_EXERCISE INSTRUCTIONS_
Gather every line in the records below that contains the word "structured".

[Raw records]
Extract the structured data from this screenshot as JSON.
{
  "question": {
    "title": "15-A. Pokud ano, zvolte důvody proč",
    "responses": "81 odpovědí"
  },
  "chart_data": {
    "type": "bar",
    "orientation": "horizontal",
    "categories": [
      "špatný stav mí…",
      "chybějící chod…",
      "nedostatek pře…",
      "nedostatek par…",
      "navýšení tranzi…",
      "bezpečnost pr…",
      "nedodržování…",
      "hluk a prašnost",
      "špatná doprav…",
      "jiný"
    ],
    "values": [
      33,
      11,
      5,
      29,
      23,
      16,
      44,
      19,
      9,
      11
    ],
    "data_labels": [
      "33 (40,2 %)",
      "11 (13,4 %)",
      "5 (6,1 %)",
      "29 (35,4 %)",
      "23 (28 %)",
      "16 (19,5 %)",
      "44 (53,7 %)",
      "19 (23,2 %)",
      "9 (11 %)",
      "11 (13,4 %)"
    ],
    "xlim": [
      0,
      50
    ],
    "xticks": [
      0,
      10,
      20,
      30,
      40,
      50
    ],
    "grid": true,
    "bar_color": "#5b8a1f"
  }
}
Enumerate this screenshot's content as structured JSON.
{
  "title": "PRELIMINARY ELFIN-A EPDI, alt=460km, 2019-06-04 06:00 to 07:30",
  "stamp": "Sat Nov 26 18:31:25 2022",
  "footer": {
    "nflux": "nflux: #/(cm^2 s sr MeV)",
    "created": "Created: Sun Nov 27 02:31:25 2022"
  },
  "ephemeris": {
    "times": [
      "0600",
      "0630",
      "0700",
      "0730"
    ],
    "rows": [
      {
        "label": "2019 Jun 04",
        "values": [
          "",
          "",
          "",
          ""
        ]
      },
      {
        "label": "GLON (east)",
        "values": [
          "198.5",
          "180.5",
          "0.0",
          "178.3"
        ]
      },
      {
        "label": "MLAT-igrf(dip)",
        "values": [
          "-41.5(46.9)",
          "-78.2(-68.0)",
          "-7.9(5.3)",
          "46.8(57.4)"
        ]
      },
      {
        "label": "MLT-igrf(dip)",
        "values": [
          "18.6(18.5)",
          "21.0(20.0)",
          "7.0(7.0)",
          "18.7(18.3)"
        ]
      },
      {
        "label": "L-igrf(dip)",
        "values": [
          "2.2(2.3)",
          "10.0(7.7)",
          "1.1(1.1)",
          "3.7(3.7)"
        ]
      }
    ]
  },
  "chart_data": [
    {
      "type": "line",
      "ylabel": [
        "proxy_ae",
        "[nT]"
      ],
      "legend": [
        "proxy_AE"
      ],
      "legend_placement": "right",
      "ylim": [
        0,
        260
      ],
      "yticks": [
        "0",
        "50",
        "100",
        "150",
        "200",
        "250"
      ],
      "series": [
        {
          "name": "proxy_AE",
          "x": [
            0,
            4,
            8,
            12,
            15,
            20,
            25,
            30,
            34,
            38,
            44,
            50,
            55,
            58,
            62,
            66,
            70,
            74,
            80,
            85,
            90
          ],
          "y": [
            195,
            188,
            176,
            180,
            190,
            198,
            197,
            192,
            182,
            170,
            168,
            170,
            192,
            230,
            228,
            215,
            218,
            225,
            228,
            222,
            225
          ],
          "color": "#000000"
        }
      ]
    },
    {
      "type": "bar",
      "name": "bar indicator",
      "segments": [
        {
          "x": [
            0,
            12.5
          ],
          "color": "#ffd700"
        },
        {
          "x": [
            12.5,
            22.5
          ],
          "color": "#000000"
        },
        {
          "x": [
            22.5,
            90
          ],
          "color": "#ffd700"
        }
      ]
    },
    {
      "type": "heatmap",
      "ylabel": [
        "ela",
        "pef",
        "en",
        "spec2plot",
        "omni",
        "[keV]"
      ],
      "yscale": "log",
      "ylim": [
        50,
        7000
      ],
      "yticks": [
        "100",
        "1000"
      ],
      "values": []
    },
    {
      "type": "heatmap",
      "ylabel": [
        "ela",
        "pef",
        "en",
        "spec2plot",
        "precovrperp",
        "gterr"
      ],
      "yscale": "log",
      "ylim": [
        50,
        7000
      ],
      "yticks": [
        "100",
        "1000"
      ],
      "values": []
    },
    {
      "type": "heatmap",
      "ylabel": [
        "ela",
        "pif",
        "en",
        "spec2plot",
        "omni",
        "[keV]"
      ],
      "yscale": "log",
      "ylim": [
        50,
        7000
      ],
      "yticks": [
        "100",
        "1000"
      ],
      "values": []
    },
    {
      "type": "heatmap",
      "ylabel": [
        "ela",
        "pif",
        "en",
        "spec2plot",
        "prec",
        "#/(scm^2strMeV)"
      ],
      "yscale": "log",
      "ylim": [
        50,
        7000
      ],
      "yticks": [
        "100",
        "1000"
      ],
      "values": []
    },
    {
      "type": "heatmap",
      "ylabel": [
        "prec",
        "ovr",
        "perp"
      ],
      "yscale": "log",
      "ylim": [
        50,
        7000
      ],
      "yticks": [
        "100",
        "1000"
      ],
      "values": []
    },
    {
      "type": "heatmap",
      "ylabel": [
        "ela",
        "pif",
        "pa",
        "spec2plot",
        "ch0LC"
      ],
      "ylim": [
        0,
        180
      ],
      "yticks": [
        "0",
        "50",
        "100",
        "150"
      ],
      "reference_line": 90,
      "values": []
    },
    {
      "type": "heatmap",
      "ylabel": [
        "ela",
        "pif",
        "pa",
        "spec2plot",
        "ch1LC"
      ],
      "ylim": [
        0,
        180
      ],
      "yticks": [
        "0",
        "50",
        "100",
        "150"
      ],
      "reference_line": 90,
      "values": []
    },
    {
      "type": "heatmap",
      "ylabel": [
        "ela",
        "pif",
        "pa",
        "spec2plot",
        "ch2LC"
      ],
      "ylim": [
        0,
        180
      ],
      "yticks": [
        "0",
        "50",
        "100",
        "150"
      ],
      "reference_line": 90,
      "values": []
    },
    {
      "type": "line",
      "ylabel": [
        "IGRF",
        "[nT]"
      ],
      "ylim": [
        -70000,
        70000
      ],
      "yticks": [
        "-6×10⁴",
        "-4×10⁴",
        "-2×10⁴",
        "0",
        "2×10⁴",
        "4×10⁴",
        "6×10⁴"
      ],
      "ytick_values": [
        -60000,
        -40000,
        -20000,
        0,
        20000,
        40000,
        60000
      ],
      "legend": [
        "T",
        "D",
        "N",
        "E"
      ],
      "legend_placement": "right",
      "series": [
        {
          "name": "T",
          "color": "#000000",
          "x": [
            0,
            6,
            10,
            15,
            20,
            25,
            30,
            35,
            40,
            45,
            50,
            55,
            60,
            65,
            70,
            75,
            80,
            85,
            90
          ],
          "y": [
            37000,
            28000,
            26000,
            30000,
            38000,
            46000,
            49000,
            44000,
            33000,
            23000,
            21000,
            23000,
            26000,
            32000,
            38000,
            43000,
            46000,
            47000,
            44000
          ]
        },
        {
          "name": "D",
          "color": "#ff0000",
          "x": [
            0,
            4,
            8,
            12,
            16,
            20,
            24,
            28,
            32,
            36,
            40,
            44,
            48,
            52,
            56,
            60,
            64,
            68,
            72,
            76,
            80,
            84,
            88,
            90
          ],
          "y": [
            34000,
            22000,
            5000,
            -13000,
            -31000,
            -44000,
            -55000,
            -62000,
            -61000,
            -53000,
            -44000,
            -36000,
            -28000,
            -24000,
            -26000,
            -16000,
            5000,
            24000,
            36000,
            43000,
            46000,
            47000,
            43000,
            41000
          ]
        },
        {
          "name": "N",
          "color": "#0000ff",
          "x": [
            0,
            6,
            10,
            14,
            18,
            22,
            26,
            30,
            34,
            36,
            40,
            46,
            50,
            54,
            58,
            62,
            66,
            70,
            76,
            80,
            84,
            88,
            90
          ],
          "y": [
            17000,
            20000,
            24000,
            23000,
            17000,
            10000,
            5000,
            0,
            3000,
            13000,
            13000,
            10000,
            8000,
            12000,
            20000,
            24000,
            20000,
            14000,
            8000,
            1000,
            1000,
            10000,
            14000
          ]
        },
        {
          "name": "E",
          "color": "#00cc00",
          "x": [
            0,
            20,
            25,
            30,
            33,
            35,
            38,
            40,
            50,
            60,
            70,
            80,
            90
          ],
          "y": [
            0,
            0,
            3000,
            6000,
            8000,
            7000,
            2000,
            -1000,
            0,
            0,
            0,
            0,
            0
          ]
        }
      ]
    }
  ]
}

_EXERCISE OUTPUT_
Extract the structured data from this screenshot as JSON.
Enumerate this screenshot's content as structured JSON.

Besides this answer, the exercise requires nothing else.